_Source records:_
################

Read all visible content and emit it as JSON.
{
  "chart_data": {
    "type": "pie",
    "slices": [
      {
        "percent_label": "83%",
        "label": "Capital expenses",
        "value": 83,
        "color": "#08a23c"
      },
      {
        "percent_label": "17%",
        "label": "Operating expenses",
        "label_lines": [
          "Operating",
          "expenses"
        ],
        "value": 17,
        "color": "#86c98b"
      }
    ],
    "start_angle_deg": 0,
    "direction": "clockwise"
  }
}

################

_Instruction:_
Reproduce each line of the material containing the word "expenses".

_The answer:_
        "label": "Capital expenses",
        "label": "Operating expenses",
          "expenses"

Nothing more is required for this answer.